Brief | Count the lines below that include the word "unemployed" and write that number alone.

Records shown |
▬▬▬
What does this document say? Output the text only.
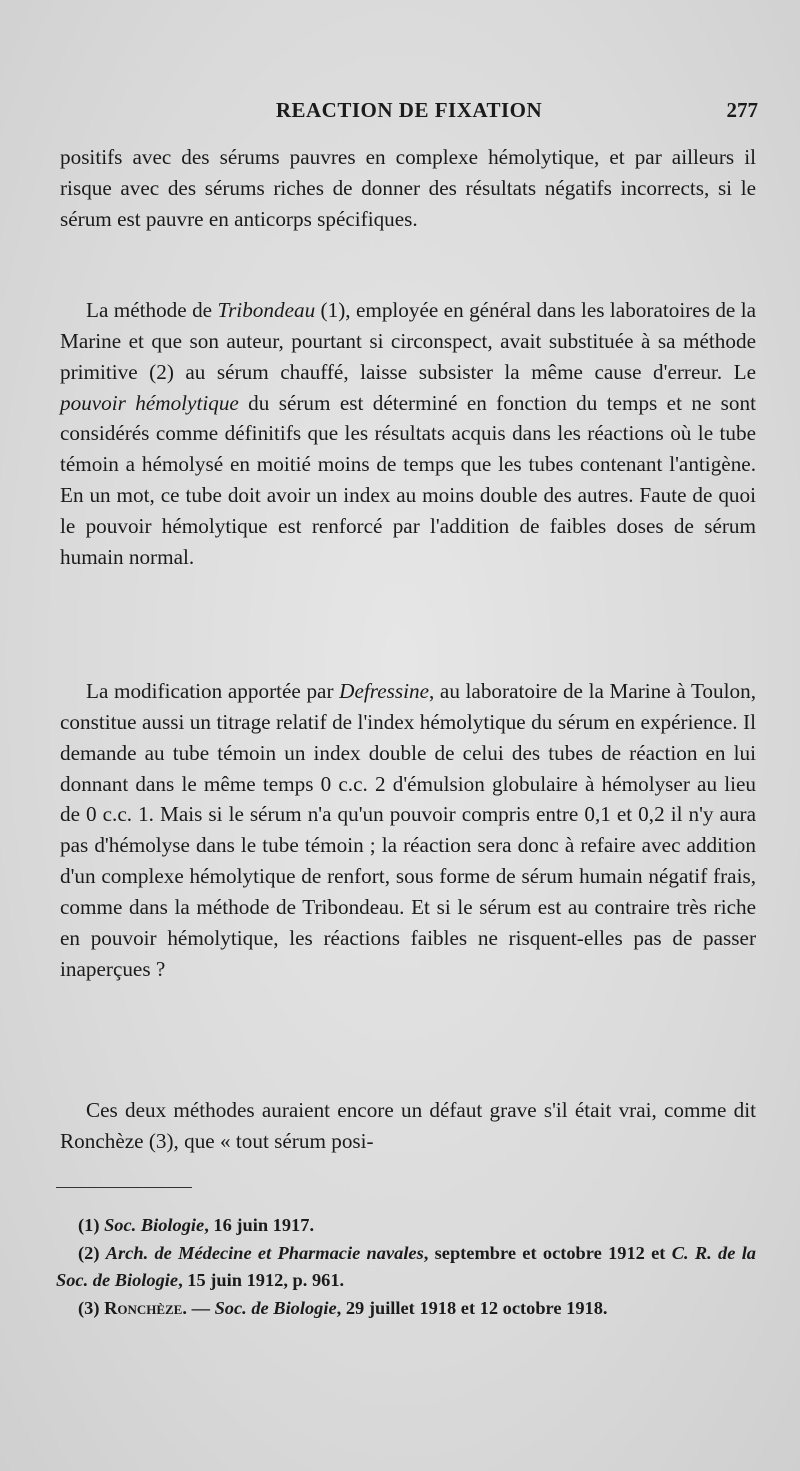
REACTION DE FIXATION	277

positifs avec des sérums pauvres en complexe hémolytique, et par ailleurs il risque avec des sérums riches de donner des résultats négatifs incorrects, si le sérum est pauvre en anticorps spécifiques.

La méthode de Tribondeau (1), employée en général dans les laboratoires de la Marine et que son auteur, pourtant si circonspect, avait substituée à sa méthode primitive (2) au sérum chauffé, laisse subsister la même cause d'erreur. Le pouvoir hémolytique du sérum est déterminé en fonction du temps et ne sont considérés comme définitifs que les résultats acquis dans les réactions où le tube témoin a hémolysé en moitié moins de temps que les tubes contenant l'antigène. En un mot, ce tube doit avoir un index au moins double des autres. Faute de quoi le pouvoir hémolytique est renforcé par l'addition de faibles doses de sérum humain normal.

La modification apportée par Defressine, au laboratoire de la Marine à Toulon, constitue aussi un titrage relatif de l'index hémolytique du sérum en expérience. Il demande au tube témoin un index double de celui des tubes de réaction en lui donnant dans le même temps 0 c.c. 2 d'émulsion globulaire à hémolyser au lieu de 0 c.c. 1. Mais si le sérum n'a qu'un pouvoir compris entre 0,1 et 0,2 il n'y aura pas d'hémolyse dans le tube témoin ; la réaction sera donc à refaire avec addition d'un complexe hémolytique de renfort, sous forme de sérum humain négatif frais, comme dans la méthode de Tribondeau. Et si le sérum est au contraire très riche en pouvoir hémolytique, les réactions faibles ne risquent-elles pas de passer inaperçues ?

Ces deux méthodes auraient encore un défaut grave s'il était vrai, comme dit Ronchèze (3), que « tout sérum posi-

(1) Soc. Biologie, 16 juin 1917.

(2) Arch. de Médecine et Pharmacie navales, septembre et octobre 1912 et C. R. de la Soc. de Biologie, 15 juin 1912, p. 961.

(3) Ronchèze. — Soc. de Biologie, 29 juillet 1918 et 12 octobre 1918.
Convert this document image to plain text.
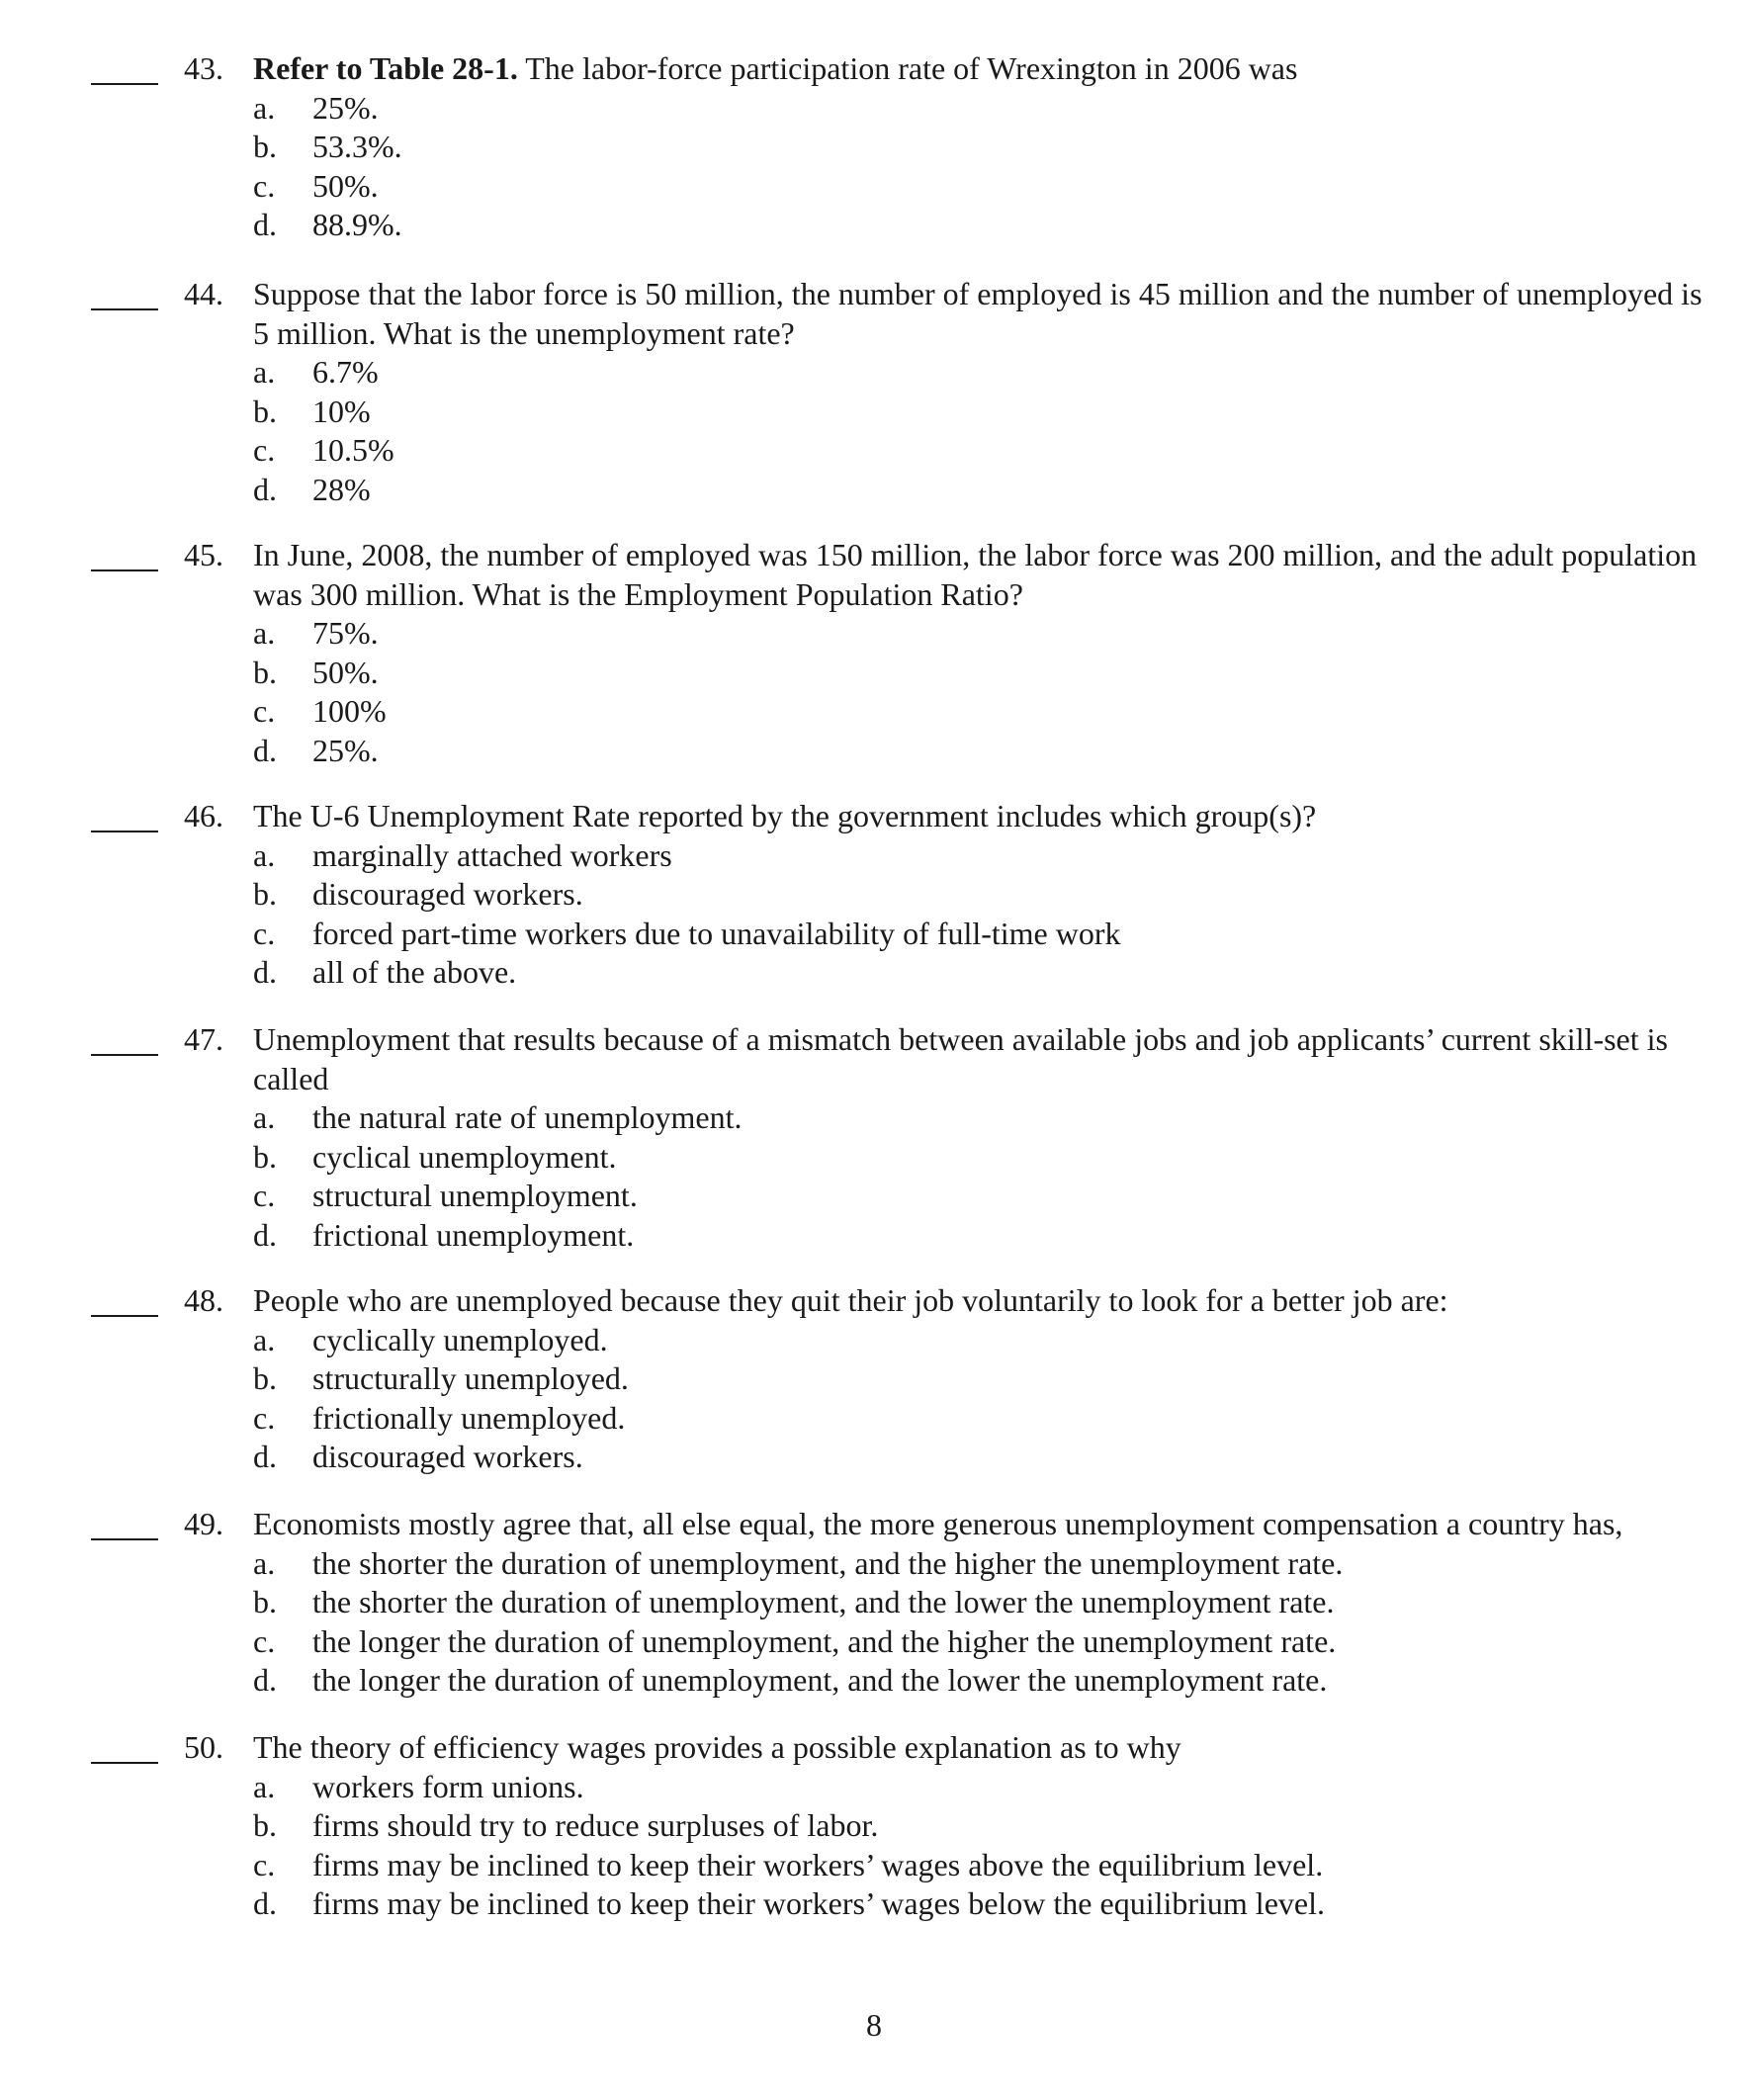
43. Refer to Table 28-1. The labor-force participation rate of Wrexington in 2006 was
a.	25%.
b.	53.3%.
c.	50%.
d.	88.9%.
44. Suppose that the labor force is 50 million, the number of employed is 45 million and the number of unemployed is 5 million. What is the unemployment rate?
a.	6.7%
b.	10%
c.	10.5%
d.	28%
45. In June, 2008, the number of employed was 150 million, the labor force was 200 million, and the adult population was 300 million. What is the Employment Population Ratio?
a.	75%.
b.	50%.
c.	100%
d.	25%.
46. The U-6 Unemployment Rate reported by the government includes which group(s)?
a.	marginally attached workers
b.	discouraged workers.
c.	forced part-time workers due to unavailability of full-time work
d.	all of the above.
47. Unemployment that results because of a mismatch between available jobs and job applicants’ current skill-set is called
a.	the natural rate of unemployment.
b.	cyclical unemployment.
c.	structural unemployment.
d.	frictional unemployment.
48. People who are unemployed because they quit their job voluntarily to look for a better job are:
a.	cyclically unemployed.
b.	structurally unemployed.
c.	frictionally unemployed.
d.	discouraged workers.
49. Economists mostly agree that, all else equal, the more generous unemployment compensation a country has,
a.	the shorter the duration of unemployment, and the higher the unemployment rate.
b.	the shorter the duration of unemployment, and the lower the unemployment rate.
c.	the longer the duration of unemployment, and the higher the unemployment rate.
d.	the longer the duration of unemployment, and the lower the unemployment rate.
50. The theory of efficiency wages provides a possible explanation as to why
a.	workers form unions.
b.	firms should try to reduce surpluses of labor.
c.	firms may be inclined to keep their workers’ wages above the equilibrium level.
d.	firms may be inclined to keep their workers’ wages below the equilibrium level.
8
▬▬▬
Output of the exercise | 5